**INPUT**
-- BEGIN --

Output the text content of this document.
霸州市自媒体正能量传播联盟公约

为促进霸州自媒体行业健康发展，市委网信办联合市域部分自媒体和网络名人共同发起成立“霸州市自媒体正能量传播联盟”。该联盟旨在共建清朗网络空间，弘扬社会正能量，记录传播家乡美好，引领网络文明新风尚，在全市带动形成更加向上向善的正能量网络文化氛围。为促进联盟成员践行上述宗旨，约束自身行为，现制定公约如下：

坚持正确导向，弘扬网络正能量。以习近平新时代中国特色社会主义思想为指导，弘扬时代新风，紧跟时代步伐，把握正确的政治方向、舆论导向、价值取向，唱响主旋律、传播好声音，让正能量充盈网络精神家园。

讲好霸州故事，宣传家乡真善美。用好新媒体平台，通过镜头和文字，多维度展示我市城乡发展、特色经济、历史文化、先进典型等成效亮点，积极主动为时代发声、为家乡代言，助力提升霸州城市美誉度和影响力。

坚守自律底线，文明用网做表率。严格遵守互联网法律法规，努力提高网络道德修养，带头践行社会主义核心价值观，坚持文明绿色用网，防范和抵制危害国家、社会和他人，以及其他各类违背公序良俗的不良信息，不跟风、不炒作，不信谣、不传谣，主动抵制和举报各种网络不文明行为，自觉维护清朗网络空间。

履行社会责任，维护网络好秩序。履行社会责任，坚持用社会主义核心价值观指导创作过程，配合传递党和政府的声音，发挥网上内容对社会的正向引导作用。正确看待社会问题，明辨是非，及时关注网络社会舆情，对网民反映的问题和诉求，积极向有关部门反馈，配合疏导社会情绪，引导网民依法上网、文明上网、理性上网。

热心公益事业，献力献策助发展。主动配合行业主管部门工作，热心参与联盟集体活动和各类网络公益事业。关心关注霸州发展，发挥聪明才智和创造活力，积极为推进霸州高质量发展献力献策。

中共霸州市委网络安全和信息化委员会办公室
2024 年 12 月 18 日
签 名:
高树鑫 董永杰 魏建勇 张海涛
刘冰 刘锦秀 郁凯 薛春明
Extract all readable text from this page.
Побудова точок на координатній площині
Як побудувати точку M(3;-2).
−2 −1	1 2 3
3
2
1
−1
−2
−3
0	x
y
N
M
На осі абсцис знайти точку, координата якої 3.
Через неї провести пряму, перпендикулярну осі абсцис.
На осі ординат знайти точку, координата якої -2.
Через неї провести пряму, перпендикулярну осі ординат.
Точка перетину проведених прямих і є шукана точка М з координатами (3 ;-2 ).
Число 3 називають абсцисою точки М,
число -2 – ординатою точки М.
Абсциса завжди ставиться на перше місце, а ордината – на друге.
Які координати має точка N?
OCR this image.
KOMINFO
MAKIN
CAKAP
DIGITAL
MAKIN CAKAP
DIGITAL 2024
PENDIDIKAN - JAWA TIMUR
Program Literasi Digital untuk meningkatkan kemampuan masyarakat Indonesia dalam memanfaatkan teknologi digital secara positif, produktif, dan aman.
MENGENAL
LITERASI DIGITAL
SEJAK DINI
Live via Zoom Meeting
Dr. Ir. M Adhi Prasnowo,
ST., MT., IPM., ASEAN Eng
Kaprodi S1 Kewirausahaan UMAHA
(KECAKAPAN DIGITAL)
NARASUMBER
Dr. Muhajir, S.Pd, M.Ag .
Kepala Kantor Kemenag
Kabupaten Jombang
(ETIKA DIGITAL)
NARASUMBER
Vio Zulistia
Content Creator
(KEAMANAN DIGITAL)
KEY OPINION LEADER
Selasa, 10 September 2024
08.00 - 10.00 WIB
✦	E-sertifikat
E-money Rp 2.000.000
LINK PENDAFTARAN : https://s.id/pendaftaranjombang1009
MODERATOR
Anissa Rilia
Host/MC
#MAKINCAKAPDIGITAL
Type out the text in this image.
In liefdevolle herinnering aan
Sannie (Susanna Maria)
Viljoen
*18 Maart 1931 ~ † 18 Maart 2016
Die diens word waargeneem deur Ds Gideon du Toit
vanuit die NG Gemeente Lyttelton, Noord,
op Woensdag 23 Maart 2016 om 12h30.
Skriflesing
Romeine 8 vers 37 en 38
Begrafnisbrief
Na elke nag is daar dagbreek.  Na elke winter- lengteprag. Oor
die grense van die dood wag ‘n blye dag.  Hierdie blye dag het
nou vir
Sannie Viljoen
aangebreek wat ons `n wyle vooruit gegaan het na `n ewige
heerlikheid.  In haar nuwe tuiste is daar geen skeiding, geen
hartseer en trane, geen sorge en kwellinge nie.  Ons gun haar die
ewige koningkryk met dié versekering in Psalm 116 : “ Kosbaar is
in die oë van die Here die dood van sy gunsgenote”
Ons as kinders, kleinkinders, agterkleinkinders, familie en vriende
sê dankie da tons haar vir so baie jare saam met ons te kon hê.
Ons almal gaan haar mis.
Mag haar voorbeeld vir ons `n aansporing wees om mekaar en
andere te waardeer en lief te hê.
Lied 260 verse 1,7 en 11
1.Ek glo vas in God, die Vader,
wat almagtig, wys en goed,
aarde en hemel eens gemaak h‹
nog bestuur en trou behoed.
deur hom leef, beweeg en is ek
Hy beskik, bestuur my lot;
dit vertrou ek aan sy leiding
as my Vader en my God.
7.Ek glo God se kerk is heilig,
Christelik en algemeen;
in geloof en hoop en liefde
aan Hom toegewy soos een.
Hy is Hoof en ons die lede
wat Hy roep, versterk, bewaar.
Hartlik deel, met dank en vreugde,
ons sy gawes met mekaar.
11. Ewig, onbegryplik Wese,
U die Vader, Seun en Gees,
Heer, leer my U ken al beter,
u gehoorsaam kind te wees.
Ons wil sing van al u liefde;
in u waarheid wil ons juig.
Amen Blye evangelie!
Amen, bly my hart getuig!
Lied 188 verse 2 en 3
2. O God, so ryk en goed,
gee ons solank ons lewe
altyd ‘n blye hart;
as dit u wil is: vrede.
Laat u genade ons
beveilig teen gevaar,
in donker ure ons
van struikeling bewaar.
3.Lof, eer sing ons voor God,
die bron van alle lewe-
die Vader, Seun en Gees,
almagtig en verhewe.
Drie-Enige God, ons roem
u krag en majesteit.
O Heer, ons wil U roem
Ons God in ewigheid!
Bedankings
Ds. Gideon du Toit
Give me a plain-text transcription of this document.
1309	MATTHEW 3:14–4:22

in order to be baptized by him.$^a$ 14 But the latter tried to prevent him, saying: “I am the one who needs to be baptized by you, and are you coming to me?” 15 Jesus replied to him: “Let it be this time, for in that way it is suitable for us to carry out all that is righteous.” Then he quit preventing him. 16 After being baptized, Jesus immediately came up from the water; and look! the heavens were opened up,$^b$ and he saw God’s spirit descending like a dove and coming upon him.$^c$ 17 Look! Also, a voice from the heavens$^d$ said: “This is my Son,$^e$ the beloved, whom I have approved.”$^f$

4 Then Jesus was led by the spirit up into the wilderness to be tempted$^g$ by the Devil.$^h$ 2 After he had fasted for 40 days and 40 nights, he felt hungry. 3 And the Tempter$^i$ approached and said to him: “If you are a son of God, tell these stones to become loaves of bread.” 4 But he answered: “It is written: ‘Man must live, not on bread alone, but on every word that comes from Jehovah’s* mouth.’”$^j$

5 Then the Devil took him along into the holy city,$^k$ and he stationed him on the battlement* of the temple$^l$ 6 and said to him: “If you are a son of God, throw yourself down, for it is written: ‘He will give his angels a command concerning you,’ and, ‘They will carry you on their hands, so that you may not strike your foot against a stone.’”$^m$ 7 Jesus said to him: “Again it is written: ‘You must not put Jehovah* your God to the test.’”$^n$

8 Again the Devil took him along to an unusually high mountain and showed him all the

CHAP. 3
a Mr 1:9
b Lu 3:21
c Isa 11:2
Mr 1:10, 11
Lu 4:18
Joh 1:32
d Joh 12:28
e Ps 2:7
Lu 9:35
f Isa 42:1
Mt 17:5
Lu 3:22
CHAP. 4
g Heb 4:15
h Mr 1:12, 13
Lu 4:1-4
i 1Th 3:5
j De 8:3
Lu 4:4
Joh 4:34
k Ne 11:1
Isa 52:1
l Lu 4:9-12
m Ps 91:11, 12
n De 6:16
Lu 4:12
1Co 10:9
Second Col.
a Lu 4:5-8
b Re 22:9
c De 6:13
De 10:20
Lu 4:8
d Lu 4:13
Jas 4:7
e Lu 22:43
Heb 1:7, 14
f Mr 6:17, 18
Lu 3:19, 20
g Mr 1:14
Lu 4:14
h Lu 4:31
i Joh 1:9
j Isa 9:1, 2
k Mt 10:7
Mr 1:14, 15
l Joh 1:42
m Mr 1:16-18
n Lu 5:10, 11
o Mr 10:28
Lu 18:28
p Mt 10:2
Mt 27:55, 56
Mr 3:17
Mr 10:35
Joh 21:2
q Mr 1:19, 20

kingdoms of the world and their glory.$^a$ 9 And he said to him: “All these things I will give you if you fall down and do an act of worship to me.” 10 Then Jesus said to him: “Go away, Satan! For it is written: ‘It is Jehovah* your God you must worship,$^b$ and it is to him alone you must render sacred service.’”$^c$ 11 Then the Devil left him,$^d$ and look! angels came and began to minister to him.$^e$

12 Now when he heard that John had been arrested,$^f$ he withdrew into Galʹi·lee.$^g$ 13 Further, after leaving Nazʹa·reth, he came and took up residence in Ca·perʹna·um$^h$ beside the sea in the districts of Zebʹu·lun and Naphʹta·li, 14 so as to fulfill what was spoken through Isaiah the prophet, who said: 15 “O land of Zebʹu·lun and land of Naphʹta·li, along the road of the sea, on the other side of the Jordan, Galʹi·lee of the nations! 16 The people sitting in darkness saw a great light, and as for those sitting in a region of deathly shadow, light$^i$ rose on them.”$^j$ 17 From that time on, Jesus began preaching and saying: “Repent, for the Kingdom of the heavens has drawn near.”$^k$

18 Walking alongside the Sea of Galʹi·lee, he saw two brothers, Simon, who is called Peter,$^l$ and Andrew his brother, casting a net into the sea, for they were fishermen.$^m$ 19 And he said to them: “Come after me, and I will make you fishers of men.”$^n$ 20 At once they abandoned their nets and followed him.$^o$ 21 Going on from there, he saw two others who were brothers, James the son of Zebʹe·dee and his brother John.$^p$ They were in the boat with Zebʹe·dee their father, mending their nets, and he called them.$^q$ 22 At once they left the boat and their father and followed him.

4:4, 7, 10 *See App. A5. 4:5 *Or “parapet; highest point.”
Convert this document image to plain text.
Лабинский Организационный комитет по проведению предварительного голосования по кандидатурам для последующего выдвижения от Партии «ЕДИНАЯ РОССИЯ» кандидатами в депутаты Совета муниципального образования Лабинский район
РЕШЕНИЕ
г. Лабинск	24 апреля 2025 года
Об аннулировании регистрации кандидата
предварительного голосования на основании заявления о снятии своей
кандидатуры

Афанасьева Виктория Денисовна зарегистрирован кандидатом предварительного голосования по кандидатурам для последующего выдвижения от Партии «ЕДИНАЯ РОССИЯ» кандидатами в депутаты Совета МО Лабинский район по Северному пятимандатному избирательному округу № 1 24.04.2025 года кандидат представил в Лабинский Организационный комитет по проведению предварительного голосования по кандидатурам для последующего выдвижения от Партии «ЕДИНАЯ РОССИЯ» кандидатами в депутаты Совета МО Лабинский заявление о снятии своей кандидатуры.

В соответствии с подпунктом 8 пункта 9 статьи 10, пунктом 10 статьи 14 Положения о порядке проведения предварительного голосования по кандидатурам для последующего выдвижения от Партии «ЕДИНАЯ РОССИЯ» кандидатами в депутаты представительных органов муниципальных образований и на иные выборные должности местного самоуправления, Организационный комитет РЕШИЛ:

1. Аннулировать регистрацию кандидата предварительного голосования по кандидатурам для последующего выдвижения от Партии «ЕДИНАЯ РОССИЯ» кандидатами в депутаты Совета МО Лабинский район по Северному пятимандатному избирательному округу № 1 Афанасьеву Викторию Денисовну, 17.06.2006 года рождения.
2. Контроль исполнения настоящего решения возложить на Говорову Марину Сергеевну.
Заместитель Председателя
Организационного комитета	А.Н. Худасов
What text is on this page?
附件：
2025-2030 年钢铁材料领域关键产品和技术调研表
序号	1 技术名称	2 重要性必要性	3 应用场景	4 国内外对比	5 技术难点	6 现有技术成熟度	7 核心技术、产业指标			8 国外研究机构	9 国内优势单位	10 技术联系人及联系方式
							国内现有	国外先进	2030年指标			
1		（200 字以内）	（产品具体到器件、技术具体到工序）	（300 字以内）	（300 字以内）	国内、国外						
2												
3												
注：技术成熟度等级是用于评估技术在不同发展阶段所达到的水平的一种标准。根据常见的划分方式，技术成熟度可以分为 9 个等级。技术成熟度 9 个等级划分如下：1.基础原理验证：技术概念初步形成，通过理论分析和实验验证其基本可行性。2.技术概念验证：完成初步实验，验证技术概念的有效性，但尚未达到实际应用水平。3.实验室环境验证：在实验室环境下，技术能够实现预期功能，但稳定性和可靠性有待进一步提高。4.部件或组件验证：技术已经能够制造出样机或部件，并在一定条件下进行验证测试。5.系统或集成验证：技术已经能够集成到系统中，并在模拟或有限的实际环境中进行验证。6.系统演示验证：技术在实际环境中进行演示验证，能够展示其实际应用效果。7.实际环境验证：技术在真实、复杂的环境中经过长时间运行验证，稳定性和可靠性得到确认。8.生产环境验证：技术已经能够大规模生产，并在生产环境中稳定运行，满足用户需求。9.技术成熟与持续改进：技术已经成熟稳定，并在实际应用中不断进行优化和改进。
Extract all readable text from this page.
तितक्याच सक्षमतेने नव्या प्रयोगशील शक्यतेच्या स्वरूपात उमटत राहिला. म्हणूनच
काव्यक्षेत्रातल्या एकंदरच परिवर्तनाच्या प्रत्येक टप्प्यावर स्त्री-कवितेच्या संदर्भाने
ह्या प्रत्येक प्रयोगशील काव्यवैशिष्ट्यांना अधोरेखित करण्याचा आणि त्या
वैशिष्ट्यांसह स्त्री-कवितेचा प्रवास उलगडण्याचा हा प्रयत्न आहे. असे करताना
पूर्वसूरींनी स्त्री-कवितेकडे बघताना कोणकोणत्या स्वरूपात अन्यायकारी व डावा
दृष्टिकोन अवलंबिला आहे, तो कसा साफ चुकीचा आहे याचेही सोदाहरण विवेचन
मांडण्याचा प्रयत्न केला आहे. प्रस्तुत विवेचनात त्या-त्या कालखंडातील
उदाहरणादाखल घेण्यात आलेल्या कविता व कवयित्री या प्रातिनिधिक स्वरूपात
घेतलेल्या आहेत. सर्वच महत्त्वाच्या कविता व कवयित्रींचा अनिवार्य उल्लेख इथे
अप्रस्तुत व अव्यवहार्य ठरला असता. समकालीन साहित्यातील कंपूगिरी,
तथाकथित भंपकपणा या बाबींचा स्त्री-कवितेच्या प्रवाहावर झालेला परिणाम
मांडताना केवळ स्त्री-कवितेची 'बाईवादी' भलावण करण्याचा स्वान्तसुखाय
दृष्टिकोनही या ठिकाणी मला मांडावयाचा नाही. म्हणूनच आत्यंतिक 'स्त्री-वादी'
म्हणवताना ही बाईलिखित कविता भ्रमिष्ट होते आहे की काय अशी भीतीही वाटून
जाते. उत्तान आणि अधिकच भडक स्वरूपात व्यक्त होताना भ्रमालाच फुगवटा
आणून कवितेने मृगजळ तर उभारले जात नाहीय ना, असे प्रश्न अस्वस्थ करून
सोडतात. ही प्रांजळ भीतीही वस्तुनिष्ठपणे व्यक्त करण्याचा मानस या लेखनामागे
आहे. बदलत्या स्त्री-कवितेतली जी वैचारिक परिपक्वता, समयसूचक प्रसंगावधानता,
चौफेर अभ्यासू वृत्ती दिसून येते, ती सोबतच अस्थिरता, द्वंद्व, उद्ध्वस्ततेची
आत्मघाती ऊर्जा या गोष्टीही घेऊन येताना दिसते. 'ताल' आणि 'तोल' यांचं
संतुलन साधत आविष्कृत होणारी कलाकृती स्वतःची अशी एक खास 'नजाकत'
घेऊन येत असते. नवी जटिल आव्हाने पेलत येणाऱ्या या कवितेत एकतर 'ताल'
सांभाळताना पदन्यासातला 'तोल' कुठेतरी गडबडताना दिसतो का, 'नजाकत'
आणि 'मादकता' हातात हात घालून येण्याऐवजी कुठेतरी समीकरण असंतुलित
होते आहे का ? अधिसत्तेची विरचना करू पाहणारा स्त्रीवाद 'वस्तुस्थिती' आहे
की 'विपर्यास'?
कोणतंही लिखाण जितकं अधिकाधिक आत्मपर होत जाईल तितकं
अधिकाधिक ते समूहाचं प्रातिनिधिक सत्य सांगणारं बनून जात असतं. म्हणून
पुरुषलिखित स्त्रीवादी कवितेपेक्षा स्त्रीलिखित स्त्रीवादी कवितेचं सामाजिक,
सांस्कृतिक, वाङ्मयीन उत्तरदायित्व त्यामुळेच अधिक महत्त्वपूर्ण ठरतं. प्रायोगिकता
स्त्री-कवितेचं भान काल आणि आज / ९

-- END --

**TASK**
Pick out the lines containing the word "Vader" and show them.

**FULL SOLUTION**
1.Ek glo vas in God, die Vader,
as my Vader en my God.
U die Vader, Seun en Gees,
die Vader, Seun en Gees,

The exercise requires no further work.